↓

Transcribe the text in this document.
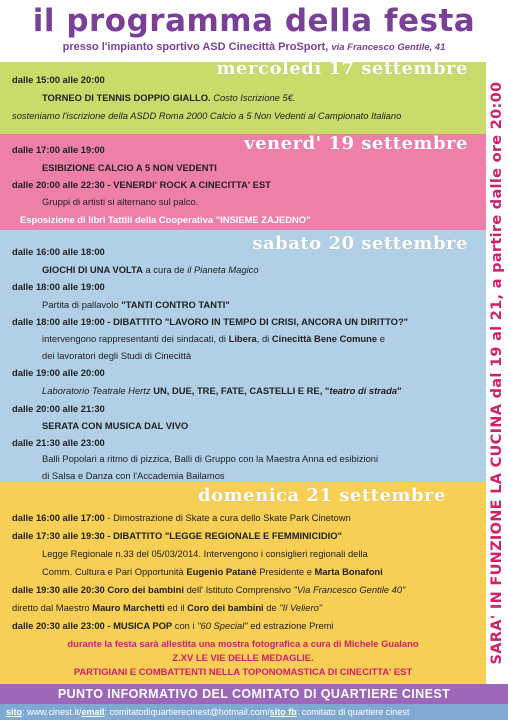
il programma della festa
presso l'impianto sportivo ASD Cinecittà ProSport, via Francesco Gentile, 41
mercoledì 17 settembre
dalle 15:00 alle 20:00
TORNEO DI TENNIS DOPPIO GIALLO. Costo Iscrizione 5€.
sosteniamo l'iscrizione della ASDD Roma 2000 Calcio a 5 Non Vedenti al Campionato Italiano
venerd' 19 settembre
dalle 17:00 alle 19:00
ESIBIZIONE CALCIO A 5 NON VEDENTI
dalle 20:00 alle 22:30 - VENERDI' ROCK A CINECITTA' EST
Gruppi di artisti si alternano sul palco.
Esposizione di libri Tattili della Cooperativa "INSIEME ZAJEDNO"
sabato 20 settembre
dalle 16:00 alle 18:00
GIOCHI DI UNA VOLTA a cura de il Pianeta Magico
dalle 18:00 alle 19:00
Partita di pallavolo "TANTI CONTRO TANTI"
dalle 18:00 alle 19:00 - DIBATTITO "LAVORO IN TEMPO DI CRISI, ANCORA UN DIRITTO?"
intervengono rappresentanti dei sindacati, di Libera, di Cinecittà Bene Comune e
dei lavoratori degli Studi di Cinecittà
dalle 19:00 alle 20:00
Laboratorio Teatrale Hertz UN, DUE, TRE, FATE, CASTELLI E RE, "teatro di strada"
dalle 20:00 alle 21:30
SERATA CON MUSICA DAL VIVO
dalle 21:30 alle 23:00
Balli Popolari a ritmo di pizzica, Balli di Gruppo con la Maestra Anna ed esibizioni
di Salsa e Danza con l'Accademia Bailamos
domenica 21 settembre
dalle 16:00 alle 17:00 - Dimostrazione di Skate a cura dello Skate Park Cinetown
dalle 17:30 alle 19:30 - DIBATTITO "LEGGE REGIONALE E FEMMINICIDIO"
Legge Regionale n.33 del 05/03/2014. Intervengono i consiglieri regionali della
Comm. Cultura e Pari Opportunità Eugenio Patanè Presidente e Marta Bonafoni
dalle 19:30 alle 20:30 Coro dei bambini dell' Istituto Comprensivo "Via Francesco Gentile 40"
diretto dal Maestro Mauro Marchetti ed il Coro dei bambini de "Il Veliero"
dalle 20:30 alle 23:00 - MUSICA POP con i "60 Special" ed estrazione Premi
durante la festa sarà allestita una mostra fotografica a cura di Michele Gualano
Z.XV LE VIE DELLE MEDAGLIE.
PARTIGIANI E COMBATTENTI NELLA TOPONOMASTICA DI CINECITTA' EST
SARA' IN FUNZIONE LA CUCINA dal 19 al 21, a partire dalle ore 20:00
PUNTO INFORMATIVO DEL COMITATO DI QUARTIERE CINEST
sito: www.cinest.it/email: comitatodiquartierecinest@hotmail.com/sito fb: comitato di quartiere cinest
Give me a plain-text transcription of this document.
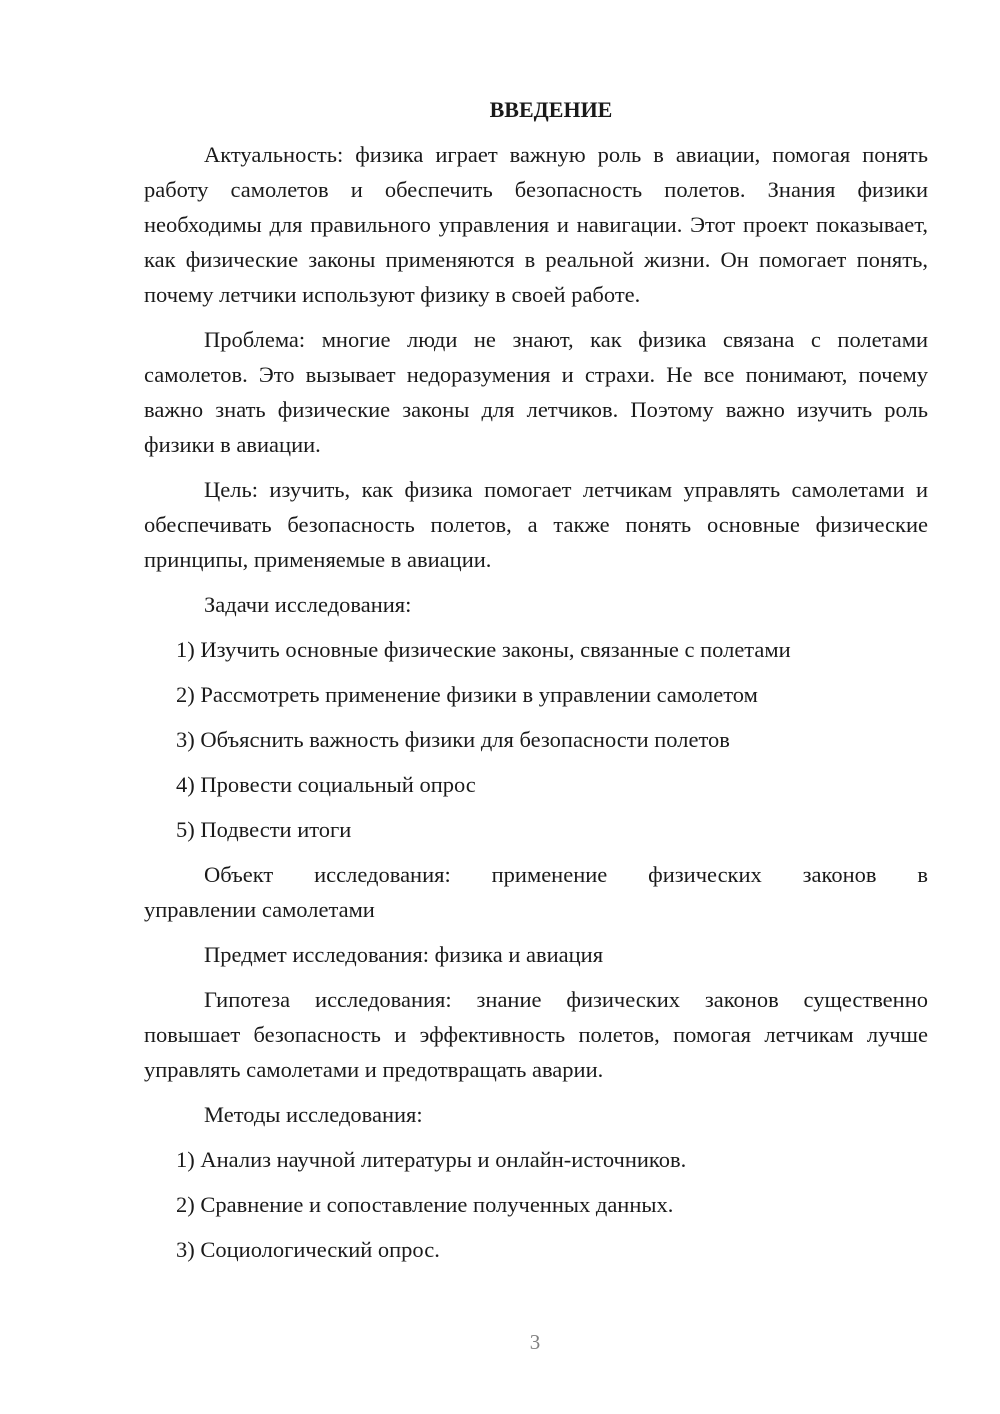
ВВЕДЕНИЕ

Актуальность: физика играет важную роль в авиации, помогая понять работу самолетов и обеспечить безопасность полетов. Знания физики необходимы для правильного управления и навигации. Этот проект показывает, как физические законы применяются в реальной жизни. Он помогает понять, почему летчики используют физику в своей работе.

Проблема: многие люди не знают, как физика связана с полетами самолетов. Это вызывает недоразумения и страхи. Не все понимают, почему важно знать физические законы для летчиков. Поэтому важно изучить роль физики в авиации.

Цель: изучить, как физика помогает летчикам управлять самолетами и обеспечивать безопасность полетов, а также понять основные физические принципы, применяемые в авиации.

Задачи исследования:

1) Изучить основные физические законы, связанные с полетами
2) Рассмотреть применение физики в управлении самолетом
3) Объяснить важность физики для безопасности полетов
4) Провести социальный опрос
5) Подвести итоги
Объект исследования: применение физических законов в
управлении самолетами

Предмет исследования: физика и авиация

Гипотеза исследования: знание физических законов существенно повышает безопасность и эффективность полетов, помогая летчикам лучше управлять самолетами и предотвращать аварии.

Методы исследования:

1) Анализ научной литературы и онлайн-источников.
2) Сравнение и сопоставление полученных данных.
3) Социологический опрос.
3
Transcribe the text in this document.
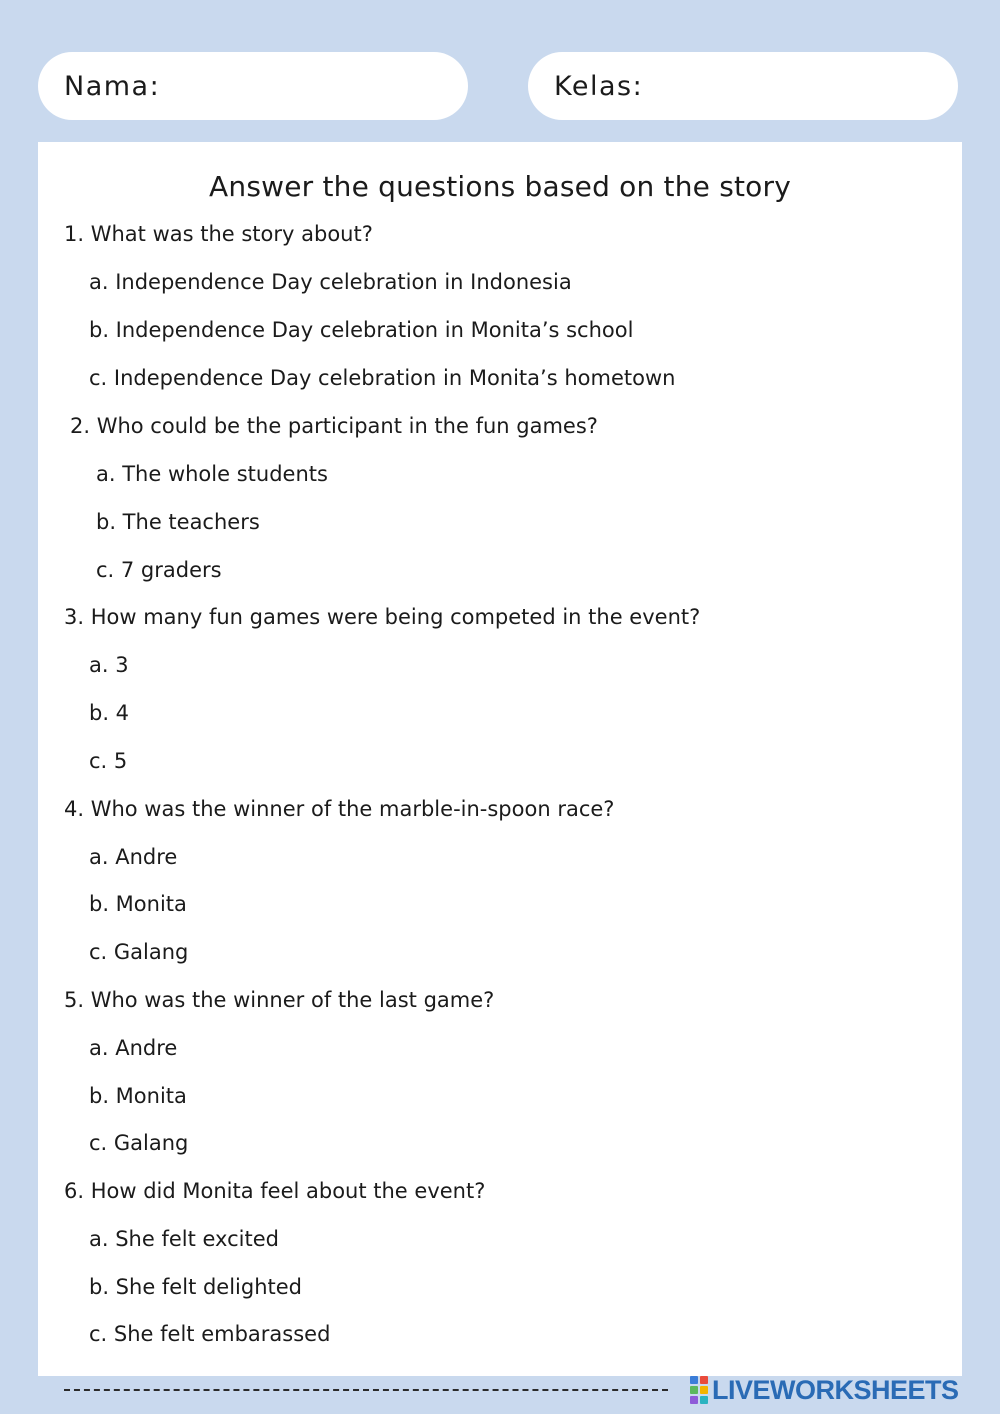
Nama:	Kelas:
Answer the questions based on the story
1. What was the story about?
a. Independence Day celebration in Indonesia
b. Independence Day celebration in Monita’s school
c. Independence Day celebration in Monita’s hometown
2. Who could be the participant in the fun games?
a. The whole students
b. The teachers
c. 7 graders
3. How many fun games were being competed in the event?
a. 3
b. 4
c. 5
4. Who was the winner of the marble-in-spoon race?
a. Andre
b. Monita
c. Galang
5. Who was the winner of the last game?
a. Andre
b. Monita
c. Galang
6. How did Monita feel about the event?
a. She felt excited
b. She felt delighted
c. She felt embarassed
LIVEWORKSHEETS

↑

*What you will do*: Each line of the data is to be duplicated exactly; pictures stay out of the copy.

*Exercise output*:
Transcribe the text in this document.
il programma della festa
presso l'impianto sportivo ASD Cinecittà ProSport, via Francesco Gentile, 41
mercoledì 17 settembre
dalle 15:00 alle 20:00
TORNEO DI TENNIS DOPPIO GIALLO. Costo Iscrizione 5€.
sosteniamo l'iscrizione della ASDD Roma 2000 Calcio a 5 Non Vedenti al Campionato Italiano
venerd' 19 settembre
dalle 17:00 alle 19:00
ESIBIZIONE CALCIO A 5 NON VEDENTI
dalle 20:00 alle 22:30 - VENERDI' ROCK A CINECITTA' EST
Gruppi di artisti si alternano sul palco.
Esposizione di libri Tattili della Cooperativa "INSIEME ZAJEDNO"
sabato 20 settembre
dalle 16:00 alle 18:00
GIOCHI DI UNA VOLTA a cura de il Pianeta Magico
dalle 18:00 alle 19:00
Partita di pallavolo "TANTI CONTRO TANTI"
dalle 18:00 alle 19:00 - DIBATTITO "LAVORO IN TEMPO DI CRISI, ANCORA UN DIRITTO?"
intervengono rappresentanti dei sindacati, di Libera, di Cinecittà Bene Comune e
dei lavoratori degli Studi di Cinecittà
dalle 19:00 alle 20:00
Laboratorio Teatrale Hertz UN, DUE, TRE, FATE, CASTELLI E RE, "teatro di strada"
dalle 20:00 alle 21:30
SERATA CON MUSICA DAL VIVO
dalle 21:30 alle 23:00
Balli Popolari a ritmo di pizzica, Balli di Gruppo con la Maestra Anna ed esibizioni
di Salsa e Danza con l'Accademia Bailamos
domenica 21 settembre
dalle 16:00 alle 17:00 - Dimostrazione di Skate a cura dello Skate Park Cinetown
dalle 17:30 alle 19:30 - DIBATTITO "LEGGE REGIONALE E FEMMINICIDIO"
Legge Regionale n.33 del 05/03/2014. Intervengono i consiglieri regionali della
Comm. Cultura e Pari Opportunità Eugenio Patanè Presidente e Marta Bonafoni
dalle 19:30 alle 20:30 Coro dei bambini dell' Istituto Comprensivo "Via Francesco Gentile 40"
diretto dal Maestro Mauro Marchetti ed il Coro dei bambini de "Il Veliero"
dalle 20:30 alle 23:00 - MUSICA POP con i "60 Special" ed estrazione Premi
durante la festa sarà allestita una mostra fotografica a cura di Michele Gualano
Z.XV LE VIE DELLE MEDAGLIE.
PARTIGIANI E COMBATTENTI NELLA TOPONOMASTICA DI CINECITTA' EST
SARA' IN FUNZIONE LA CUCINA dal 19 al 21, a partire dalle ore 20:00
PUNTO INFORMATIVO DEL COMITATO DI QUARTIERE CINEST
sito: www.cinest.it/email: comitatodiquartierecinest@hotmail.com/sito fb: comitato di quartiere cinest
Give me a plain-text transcription of this document.
ВВЕДЕНИЕ

Актуальность: физика играет важную роль в авиации, помогая понять работу самолетов и обеспечить безопасность полетов. Знания физики необходимы для правильного управления и навигации. Этот проект показывает, как физические законы применяются в реальной жизни. Он помогает понять, почему летчики используют физику в своей работе.

Проблема: многие люди не знают, как физика связана с полетами самолетов. Это вызывает недоразумения и страхи. Не все понимают, почему важно знать физические законы для летчиков. Поэтому важно изучить роль физики в авиации.

Цель: изучить, как физика помогает летчикам управлять самолетами и обеспечивать безопасность полетов, а также понять основные физические принципы, применяемые в авиации.

Задачи исследования:

1) Изучить основные физические законы, связанные с полетами
2) Рассмотреть применение физики в управлении самолетом
3) Объяснить важность физики для безопасности полетов
4) Провести социальный опрос
5) Подвести итоги
Объект исследования: применение физических законов в
управлении самолетами

Предмет исследования: физика и авиация

Гипотеза исследования: знание физических законов существенно повышает безопасность и эффективность полетов, помогая летчикам лучше управлять самолетами и предотвращать аварии.

Методы исследования:

1) Анализ научной литературы и онлайн-источников.
2) Сравнение и сопоставление полученных данных.
3) Социологический опрос.
3
Transcribe the text in this document.
Nama:	Kelas:
Answer the questions based on the story
1. What was the story about?
a. Independence Day celebration in Indonesia
b. Independence Day celebration in Monita’s school
c. Independence Day celebration in Monita’s hometown
2. Who could be the participant in the fun games?
a. The whole students
b. The teachers
c. 7 graders
3. How many fun games were being competed in the event?
a. 3
b. 4
c. 5
4. Who was the winner of the marble-in-spoon race?
a. Andre
b. Monita
c. Galang
5. Who was the winner of the last game?
a. Andre
b. Monita
c. Galang
6. How did Monita feel about the event?
a. She felt excited
b. She felt delighted
c. She felt embarassed
LIVEWORKSHEETS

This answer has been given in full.